### Exercise objective
Each entry below is to be extracted exactly.

— Start Given data —

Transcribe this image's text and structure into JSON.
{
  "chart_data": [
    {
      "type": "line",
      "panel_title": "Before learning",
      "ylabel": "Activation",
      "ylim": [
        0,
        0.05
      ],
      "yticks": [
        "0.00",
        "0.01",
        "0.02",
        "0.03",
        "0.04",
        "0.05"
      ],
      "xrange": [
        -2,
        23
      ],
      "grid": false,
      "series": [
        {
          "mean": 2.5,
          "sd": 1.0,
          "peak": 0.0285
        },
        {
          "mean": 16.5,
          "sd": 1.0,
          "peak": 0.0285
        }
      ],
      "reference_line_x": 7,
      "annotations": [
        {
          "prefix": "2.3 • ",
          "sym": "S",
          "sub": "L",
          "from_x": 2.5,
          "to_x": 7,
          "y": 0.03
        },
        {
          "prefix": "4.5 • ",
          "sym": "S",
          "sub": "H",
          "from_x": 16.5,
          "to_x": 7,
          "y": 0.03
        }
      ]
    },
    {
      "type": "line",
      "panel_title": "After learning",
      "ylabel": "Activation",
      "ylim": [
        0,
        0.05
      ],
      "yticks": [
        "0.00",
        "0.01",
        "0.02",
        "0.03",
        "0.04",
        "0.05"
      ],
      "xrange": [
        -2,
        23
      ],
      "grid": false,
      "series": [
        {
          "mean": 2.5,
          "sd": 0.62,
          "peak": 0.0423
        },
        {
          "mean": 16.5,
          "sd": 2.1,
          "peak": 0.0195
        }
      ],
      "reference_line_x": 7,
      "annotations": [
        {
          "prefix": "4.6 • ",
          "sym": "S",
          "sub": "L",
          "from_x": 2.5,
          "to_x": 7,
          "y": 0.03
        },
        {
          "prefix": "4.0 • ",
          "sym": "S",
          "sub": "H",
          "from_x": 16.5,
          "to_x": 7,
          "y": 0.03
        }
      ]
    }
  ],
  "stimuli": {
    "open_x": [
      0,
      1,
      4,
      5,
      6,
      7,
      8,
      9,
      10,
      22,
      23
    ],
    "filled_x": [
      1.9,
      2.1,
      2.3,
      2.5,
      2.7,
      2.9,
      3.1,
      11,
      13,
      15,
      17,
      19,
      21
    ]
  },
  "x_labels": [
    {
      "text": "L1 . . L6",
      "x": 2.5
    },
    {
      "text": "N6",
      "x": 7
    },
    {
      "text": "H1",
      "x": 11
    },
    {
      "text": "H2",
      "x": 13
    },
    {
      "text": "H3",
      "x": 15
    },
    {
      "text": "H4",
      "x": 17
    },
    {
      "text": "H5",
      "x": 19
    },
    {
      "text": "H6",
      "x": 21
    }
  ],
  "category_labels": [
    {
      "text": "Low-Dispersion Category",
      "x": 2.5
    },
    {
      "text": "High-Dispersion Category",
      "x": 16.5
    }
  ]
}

— End Given data —

### Exercise answer
Transcribe this image's text and structure into JSON.
{
  "chart_data": [
    {
      "type": "line",
      "panel_title": "Before learning",
      "ylabel": "Activation",
      "ylim": [
        0,
        0.05
      ],
      "yticks": [
        "0.00",
        "0.01",
        "0.02",
        "0.03",
        "0.04",
        "0.05"
      ],
      "xrange": [
        -2,
        23
      ],
      "grid": false,
      "series": [
        {
          "mean": 2.5,
          "sd": 1.0,
          "peak": 0.0285
        },
        {
          "mean": 16.5,
          "sd": 1.0,
          "peak": 0.0285
        }
      ],
      "reference_line_x": 7,
      "annotations": [
        {
          "prefix": "2.3 • ",
          "sym": "S",
          "sub": "L",
          "from_x": 2.5,
          "to_x": 7,
          "y": 0.03
        },
        {
          "prefix": "4.5 • ",
          "sym": "S",
          "sub": "H",
          "from_x": 16.5,
          "to_x": 7,
          "y": 0.03
        }
      ]
    },
    {
      "type": "line",
      "panel_title": "After learning",
      "ylabel": "Activation",
      "ylim": [
        0,
        0.05
      ],
      "yticks": [
        "0.00",
        "0.01",
        "0.02",
        "0.03",
        "0.04",
        "0.05"
      ],
      "xrange": [
        -2,
        23
      ],
      "grid": false,
      "series": [
        {
          "mean": 2.5,
          "sd": 0.62,
          "peak": 0.0423
        },
        {
          "mean": 16.5,
          "sd": 2.1,
          "peak": 0.0195
        }
      ],
      "reference_line_x": 7,
      "annotations": [
        {
          "prefix": "4.6 • ",
          "sym": "S",
          "sub": "L",
          "from_x": 2.5,
          "to_x": 7,
          "y": 0.03
        },
        {
          "prefix": "4.0 • ",
          "sym": "S",
          "sub": "H",
          "from_x": 16.5,
          "to_x": 7,
          "y": 0.03
        }
      ]
    }
  ],
  "stimuli": {
    "open_x": [
      0,
      1,
      4,
      5,
      6,
      7,
      8,
      9,
      10,
      22,
      23
    ],
    "filled_x": [
      1.9,
      2.1,
      2.3,
      2.5,
      2.7,
      2.9,
      3.1,
      11,
      13,
      15,
      17,
      19,
      21
    ]
  },
  "x_labels": [
    {
      "text": "L1 . . L6",
      "x": 2.5
    },
    {
      "text": "N6",
      "x": 7
    },
    {
      "text": "H1",
      "x": 11
    },
    {
      "text": "H2",
      "x": 13
    },
    {
      "text": "H3",
      "x": 15
    },
    {
      "text": "H4",
      "x": 17
    },
    {
      "text": "H5",
      "x": 19
    },
    {
      "text": "H6",
      "x": 21
    }
  ],
  "category_labels": [
    {
      "text": "Low-Dispersion Category",
      "x": 2.5
    },
    {
      "text": "High-Dispersion Category",
      "x": 16.5
    }
  ]
}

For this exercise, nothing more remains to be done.